### Description of the task
Find the word "screenshot" in the listing; pull out each line holding it.

************

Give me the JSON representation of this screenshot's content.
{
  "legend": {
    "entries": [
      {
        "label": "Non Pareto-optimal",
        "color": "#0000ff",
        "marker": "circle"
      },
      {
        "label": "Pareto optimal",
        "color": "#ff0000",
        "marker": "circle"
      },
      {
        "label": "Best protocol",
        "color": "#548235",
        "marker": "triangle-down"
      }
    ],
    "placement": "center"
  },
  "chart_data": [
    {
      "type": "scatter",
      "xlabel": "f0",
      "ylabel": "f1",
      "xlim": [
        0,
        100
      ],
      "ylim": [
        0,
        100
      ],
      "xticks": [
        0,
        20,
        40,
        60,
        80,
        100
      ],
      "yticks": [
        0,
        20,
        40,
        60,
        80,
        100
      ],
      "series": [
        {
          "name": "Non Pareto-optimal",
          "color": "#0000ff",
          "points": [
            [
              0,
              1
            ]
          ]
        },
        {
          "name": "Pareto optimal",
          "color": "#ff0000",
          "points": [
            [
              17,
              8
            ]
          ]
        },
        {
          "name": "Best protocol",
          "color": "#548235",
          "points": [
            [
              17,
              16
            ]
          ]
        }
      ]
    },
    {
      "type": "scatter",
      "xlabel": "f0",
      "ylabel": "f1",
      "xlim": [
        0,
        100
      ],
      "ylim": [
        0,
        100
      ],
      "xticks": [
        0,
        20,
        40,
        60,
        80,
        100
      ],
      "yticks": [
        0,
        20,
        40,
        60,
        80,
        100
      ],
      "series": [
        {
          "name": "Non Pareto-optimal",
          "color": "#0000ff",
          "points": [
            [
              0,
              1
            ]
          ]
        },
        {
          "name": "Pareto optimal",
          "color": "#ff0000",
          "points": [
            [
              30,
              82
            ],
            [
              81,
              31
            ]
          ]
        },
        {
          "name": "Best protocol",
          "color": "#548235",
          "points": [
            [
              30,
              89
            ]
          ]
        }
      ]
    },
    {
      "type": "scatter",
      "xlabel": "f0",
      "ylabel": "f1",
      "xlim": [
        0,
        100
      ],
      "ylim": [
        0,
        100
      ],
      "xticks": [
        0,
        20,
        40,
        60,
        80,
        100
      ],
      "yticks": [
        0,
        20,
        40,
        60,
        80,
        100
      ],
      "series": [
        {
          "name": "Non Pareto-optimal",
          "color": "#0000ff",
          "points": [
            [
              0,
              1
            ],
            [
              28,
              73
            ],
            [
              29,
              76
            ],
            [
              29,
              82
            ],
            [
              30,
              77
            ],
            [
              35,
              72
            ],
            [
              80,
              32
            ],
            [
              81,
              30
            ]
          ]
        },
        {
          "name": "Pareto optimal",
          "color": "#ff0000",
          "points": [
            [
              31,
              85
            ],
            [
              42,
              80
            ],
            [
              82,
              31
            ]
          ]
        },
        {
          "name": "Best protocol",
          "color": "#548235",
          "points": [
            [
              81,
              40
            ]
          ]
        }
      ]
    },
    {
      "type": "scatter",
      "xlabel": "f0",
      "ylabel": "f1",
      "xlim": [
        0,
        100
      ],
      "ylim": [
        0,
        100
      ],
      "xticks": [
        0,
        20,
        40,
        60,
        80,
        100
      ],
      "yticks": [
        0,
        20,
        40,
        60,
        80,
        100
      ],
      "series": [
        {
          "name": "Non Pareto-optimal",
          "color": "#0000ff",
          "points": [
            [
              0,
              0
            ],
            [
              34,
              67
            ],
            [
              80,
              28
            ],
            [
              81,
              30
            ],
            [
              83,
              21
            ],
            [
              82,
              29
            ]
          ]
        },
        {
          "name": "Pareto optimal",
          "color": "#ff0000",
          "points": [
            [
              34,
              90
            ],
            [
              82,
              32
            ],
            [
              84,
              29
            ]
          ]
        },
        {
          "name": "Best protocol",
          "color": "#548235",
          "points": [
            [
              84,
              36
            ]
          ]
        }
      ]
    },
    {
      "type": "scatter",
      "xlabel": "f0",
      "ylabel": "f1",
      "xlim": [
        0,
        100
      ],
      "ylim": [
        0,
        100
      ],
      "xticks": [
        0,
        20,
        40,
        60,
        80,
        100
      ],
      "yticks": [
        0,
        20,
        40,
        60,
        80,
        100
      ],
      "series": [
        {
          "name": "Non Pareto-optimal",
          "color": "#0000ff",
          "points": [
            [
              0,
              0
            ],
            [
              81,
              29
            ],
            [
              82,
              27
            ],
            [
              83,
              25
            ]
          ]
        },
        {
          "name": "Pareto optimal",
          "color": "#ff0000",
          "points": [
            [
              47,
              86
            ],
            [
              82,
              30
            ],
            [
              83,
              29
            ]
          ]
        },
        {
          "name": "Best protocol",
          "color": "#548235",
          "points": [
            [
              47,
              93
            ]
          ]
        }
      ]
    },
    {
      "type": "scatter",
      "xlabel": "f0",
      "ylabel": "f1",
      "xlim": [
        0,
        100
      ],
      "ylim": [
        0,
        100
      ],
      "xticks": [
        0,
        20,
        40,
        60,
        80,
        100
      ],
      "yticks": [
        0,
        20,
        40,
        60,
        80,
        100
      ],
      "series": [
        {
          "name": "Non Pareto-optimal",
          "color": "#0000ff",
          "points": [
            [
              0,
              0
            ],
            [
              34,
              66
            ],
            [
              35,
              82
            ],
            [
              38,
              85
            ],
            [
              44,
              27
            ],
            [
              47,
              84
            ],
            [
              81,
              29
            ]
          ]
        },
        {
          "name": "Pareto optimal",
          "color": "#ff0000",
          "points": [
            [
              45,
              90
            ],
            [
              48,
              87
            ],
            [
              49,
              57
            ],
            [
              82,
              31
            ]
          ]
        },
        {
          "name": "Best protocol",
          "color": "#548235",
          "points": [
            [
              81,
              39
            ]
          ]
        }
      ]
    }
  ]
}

************

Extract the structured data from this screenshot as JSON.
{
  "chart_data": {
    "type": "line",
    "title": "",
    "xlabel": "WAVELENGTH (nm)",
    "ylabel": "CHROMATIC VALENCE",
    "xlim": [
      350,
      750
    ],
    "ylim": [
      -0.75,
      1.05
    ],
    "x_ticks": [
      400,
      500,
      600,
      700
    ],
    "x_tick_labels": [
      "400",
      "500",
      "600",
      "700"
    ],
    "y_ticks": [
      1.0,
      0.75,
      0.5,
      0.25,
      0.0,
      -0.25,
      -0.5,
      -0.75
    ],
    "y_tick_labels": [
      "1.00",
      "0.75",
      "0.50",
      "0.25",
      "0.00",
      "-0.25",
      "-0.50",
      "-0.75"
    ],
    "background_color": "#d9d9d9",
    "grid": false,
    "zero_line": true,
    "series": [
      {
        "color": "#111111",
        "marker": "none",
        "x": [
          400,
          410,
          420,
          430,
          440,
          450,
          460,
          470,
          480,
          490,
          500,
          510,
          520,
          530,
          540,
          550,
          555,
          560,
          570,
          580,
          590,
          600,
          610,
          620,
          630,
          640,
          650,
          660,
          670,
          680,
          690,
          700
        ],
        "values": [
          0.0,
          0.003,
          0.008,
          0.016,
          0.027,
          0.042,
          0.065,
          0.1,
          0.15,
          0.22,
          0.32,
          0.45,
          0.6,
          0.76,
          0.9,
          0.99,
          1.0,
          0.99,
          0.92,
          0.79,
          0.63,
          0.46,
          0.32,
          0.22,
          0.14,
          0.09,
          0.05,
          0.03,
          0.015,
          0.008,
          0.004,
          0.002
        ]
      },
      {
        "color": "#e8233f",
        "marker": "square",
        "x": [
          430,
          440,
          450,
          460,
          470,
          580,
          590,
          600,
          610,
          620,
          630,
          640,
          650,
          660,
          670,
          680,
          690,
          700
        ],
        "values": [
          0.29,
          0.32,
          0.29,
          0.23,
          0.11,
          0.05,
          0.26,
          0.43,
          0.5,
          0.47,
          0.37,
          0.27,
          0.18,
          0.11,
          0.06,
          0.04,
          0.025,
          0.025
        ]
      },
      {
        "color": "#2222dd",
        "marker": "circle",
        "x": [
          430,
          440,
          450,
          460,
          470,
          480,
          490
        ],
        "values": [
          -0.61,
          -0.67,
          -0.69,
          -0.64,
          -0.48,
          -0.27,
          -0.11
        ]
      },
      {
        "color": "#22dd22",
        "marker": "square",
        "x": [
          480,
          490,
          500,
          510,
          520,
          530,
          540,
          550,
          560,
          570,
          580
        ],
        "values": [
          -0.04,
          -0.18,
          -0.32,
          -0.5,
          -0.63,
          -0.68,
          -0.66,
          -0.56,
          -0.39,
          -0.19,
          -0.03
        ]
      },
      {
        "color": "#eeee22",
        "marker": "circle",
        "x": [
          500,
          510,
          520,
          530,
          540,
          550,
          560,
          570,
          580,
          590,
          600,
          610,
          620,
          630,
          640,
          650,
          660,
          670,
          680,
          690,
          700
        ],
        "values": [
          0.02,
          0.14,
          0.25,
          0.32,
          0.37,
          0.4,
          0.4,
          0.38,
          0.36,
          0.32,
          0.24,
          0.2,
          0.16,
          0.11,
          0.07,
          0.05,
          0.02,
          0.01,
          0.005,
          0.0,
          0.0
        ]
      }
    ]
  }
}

************

### Solution to the exercise
Give me the JSON representation of this screenshot's content.
Extract the structured data from this screenshot as JSON.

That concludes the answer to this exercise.